Quote every line of the material beneath this one.
* Start *
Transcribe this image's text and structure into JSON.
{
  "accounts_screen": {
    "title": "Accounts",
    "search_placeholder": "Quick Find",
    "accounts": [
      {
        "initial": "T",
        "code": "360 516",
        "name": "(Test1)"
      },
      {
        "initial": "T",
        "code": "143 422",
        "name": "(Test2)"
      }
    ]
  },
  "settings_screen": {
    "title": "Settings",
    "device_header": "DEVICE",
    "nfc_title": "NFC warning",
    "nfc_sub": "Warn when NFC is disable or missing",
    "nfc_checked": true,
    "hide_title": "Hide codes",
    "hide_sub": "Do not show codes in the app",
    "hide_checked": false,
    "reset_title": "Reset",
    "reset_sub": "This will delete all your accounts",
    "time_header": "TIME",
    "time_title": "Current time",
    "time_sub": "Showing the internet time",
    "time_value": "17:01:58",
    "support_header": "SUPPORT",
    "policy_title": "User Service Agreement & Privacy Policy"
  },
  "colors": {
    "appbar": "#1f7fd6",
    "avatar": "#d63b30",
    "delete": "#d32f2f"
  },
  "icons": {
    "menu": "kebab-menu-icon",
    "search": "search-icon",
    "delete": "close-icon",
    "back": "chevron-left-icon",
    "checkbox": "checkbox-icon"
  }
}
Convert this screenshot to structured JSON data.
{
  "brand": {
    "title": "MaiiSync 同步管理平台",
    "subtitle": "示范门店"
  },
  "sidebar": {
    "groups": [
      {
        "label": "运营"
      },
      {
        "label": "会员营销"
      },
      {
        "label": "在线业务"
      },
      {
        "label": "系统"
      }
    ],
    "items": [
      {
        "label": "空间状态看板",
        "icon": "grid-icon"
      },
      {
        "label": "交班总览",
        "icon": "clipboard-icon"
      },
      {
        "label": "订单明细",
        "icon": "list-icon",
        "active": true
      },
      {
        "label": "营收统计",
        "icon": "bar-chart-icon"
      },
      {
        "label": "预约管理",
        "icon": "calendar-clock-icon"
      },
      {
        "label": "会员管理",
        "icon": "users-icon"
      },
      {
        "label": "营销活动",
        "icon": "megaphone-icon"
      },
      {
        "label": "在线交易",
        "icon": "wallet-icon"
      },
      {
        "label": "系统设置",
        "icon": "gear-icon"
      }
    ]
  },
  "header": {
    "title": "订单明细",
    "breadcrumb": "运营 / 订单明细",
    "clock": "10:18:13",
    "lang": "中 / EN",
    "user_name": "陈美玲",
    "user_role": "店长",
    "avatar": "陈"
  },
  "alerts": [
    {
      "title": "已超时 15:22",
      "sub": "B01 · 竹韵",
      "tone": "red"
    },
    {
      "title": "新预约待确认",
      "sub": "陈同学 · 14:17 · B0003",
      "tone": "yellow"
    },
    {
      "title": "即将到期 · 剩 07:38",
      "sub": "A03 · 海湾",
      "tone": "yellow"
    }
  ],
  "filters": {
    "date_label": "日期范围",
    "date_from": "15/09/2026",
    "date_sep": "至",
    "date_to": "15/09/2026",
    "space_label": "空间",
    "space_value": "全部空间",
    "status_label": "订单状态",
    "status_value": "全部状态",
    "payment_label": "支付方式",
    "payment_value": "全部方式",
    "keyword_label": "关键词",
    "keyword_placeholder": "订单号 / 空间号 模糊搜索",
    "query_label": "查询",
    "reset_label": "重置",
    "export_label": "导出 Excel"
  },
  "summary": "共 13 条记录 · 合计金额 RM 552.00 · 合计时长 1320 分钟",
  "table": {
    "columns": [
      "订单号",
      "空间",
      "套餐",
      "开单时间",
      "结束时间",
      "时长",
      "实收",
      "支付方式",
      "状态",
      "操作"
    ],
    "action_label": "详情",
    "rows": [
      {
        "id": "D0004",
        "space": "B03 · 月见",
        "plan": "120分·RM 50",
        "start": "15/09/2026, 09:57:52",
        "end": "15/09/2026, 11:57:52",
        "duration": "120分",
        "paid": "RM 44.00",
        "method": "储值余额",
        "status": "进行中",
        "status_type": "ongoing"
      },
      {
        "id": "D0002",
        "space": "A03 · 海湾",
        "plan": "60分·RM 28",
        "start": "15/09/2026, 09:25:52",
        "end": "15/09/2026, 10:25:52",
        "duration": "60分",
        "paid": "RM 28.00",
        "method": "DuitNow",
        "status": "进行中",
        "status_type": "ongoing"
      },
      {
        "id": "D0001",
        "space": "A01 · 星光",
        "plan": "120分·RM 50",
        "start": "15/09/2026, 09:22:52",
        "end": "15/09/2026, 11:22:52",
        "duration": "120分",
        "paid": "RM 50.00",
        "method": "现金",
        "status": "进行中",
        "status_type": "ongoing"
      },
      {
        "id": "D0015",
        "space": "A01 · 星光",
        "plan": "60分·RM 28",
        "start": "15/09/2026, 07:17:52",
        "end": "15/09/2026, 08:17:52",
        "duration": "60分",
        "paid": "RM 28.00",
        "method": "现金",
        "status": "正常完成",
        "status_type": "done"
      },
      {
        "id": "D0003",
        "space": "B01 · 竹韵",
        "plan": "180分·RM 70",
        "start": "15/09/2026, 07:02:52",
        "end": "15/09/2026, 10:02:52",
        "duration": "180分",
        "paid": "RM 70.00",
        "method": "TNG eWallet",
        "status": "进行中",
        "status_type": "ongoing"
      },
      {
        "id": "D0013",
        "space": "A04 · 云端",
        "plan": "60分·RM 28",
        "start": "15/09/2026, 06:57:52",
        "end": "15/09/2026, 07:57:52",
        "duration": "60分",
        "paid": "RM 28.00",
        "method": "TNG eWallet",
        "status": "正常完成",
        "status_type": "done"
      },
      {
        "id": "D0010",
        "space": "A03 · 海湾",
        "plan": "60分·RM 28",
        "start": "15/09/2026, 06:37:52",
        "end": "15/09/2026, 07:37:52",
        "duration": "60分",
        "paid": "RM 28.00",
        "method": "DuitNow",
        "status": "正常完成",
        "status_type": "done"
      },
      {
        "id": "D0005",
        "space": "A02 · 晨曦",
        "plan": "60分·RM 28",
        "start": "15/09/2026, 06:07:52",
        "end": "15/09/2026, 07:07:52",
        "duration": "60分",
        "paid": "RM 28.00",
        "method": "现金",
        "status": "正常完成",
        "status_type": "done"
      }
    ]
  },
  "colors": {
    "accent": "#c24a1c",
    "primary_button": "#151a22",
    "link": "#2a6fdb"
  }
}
* End *
▶ Output of the exercise:
Transcribe this image's text and structure into JSON.
{
  "accounts_screen": {
    "title": "Accounts",
    "search_placeholder": "Quick Find",
    "accounts": [
      {
        "initial": "T",
        "code": "360 516",
        "name": "(Test1)"
      },
      {
        "initial": "T",
        "code": "143 422",
        "name": "(Test2)"
      }
    ]
  },
  "settings_screen": {
    "title": "Settings",
    "device_header": "DEVICE",
    "nfc_title": "NFC warning",
    "nfc_sub": "Warn when NFC is disable or missing",
    "nfc_checked": true,
    "hide_title": "Hide codes",
    "hide_sub": "Do not show codes in the app",
    "hide_checked": false,
    "reset_title": "Reset",
    "reset_sub": "This will delete all your accounts",
    "time_header": "TIME",
    "time_title": "Current time",
    "time_sub": "Showing the internet time",
    "time_value": "17:01:58",
    "support_header": "SUPPORT",
    "policy_title": "User Service Agreement & Privacy Policy"
  },
  "colors": {
    "appbar": "#1f7fd6",
    "avatar": "#d63b30",
    "delete": "#d32f2f"
  },
  "icons": {
    "menu": "kebab-menu-icon",
    "search": "search-icon",
    "delete": "close-icon",
    "back": "chevron-left-icon",
    "checkbox": "checkbox-icon"
  }
}
Convert this screenshot to structured JSON data.
{
  "brand": {
    "title": "MaiiSync 同步管理平台",
    "subtitle": "示范门店"
  },
  "sidebar": {
    "groups": [
      {
        "label": "运营"
      },
      {
        "label": "会员营销"
      },
      {
        "label": "在线业务"
      },
      {
        "label": "系统"
      }
    ],
    "items": [
      {
        "label": "空间状态看板",
        "icon": "grid-icon"
      },
      {
        "label": "交班总览",
        "icon": "clipboard-icon"
      },
      {
        "label": "订单明细",
        "icon": "list-icon",
        "active": true
      },
      {
        "label": "营收统计",
        "icon": "bar-chart-icon"
      },
      {
        "label": "预约管理",
        "icon": "calendar-clock-icon"
      },
      {
        "label": "会员管理",
        "icon": "users-icon"
      },
      {
        "label": "营销活动",
        "icon": "megaphone-icon"
      },
      {
        "label": "在线交易",
        "icon": "wallet-icon"
      },
      {
        "label": "系统设置",
        "icon": "gear-icon"
      }
    ]
  },
  "header": {
    "title": "订单明细",
    "breadcrumb": "运营 / 订单明细",
    "clock": "10:18:13",
    "lang": "中 / EN",
    "user_name": "陈美玲",
    "user_role": "店长",
    "avatar": "陈"
  },
  "alerts": [
    {
      "title": "已超时 15:22",
      "sub": "B01 · 竹韵",
      "tone": "red"
    },
    {
      "title": "新预约待确认",
      "sub": "陈同学 · 14:17 · B0003",
      "tone": "yellow"
    },
    {
      "title": "即将到期 · 剩 07:38",
      "sub": "A03 · 海湾",
      "tone": "yellow"
    }
  ],
  "filters": {
    "date_label": "日期范围",
    "date_from": "15/09/2026",
    "date_sep": "至",
    "date_to": "15/09/2026",
    "space_label": "空间",
    "space_value": "全部空间",
    "status_label": "订单状态",
    "status_value": "全部状态",
    "payment_label": "支付方式",
    "payment_value": "全部方式",
    "keyword_label": "关键词",
    "keyword_placeholder": "订单号 / 空间号 模糊搜索",
    "query_label": "查询",
    "reset_label": "重置",
    "export_label": "导出 Excel"
  },
  "summary": "共 13 条记录 · 合计金额 RM 552.00 · 合计时长 1320 分钟",
  "table": {
    "columns": [
      "订单号",
      "空间",
      "套餐",
      "开单时间",
      "结束时间",
      "时长",
      "实收",
      "支付方式",
      "状态",
      "操作"
    ],
    "action_label": "详情",
    "rows": [
      {
        "id": "D0004",
        "space": "B03 · 月见",
        "plan": "120分·RM 50",
        "start": "15/09/2026, 09:57:52",
        "end": "15/09/2026, 11:57:52",
        "duration": "120分",
        "paid": "RM 44.00",
        "method": "储值余额",
        "status": "进行中",
        "status_type": "ongoing"
      },
      {
        "id": "D0002",
        "space": "A03 · 海湾",
        "plan": "60分·RM 28",
        "start": "15/09/2026, 09:25:52",
        "end": "15/09/2026, 10:25:52",
        "duration": "60分",
        "paid": "RM 28.00",
        "method": "DuitNow",
        "status": "进行中",
        "status_type": "ongoing"
      },
      {
        "id": "D0001",
        "space": "A01 · 星光",
        "plan": "120分·RM 50",
        "start": "15/09/2026, 09:22:52",
        "end": "15/09/2026, 11:22:52",
        "duration": "120分",
        "paid": "RM 50.00",
        "method": "现金",
        "status": "进行中",
        "status_type": "ongoing"
      },
      {
        "id": "D0015",
        "space": "A01 · 星光",
        "plan": "60分·RM 28",
        "start": "15/09/2026, 07:17:52",
        "end": "15/09/2026, 08:17:52",
        "duration": "60分",
        "paid": "RM 28.00",
        "method": "现金",
        "status": "正常完成",
        "status_type": "done"
      },
      {
        "id": "D0003",
        "space": "B01 · 竹韵",
        "plan": "180分·RM 70",
        "start": "15/09/2026, 07:02:52",
        "end": "15/09/2026, 10:02:52",
        "duration": "180分",
        "paid": "RM 70.00",
        "method": "TNG eWallet",
        "status": "进行中",
        "status_type": "ongoing"
      },
      {
        "id": "D0013",
        "space": "A04 · 云端",
        "plan": "60分·RM 28",
        "start": "15/09/2026, 06:57:52",
        "end": "15/09/2026, 07:57:52",
        "duration": "60分",
        "paid": "RM 28.00",
        "method": "TNG eWallet",
        "status": "正常完成",
        "status_type": "done"
      },
      {
        "id": "D0010",
        "space": "A03 · 海湾",
        "plan": "60分·RM 28",
        "start": "15/09/2026, 06:37:52",
        "end": "15/09/2026, 07:37:52",
        "duration": "60分",
        "paid": "RM 28.00",
        "method": "DuitNow",
        "status": "正常完成",
        "status_type": "done"
      },
      {
        "id": "D0005",
        "space": "A02 · 晨曦",
        "plan": "60分·RM 28",
        "start": "15/09/2026, 06:07:52",
        "end": "15/09/2026, 07:07:52",
        "duration": "60分",
        "paid": "RM 28.00",
        "method": "现金",
        "status": "正常完成",
        "status_type": "done"
      }
    ]
  },
  "colors": {
    "accent": "#c24a1c",
    "primary_button": "#151a22",
    "link": "#2a6fdb"
  }
}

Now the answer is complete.